**Aim:** Rewrite the records between the line containing "Segment this screenshot: for" and the line containing "359, 362, 367]", inclusive, renaming "measured-point" to "data-point" and leaving everything else unchanged.

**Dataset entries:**
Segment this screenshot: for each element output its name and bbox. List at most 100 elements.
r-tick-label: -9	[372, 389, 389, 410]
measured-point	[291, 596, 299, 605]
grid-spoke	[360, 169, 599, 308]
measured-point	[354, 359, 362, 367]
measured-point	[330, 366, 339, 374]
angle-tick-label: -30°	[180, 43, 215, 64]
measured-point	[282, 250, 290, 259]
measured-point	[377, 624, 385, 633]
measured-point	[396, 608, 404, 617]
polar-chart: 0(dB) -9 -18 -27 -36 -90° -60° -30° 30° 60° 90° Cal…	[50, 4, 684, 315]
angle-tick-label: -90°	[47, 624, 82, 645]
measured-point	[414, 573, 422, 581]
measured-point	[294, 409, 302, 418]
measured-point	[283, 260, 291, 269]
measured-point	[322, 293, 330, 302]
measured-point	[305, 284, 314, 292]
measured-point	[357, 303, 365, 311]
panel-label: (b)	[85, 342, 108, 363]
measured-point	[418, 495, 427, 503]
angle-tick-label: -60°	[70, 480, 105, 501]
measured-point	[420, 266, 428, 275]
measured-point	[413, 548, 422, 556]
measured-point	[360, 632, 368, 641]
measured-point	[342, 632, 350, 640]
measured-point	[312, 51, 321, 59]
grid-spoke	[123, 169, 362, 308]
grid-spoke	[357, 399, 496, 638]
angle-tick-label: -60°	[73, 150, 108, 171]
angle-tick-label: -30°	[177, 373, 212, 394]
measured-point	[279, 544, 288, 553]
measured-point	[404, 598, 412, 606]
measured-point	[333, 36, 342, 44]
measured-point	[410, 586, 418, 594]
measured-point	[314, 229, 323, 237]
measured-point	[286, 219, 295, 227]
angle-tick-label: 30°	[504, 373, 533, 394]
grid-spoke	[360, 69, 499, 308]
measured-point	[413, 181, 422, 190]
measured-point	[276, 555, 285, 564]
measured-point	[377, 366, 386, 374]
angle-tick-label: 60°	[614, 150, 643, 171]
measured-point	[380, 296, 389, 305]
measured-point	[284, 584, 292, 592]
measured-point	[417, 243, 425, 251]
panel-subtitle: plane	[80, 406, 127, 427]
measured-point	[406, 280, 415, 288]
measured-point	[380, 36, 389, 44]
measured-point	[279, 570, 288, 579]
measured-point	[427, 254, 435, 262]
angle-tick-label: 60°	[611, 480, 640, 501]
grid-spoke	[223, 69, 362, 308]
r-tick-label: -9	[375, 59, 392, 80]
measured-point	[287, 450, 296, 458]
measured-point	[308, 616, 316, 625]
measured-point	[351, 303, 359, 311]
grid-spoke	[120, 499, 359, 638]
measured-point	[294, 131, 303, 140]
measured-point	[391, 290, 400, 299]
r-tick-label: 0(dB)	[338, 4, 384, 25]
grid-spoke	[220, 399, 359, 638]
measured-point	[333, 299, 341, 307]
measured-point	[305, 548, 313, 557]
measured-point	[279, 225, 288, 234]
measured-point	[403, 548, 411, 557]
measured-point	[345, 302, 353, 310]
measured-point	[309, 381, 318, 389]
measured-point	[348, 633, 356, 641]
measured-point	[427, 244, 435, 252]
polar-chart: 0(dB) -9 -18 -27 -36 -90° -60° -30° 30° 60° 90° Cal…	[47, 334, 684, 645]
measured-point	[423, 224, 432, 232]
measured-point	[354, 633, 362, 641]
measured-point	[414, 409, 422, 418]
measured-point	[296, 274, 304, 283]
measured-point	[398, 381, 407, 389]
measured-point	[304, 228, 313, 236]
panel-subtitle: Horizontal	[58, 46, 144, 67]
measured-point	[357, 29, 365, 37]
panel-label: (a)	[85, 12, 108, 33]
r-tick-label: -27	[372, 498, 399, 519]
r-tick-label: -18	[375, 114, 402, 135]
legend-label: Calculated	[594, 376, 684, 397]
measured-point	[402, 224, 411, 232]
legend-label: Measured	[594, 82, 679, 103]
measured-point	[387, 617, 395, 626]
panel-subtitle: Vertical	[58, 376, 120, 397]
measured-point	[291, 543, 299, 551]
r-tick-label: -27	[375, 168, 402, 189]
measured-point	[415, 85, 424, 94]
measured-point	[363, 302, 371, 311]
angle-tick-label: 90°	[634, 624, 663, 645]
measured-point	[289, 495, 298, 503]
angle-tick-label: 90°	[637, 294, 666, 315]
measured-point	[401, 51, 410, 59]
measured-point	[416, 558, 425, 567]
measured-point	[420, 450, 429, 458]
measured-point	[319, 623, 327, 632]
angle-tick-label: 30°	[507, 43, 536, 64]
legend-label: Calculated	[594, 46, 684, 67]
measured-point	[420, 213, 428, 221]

--

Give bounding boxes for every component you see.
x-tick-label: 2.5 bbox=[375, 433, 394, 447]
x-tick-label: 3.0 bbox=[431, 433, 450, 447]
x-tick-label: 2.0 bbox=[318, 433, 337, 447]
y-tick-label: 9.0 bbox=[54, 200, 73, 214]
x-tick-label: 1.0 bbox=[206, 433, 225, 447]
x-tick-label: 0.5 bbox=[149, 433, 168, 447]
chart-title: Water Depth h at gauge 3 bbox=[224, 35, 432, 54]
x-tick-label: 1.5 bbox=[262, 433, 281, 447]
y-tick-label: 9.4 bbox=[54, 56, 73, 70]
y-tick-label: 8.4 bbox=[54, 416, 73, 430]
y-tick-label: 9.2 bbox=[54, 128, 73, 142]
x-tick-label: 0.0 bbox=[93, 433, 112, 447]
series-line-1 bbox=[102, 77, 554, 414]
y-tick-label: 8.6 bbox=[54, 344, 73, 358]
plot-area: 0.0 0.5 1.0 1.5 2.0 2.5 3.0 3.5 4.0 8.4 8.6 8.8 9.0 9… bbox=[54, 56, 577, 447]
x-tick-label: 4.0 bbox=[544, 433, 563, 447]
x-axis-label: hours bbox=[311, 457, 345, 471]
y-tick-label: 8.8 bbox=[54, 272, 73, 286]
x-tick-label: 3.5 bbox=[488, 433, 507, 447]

**Response:**
Segment this screenshot: for each element output its name and bbox. List at most 100 elements.
r-tick-label: -9	[372, 389, 389, 410]
data-point	[291, 596, 299, 605]
grid-spoke	[360, 169, 599, 308]
data-point	[354, 359, 362, 367]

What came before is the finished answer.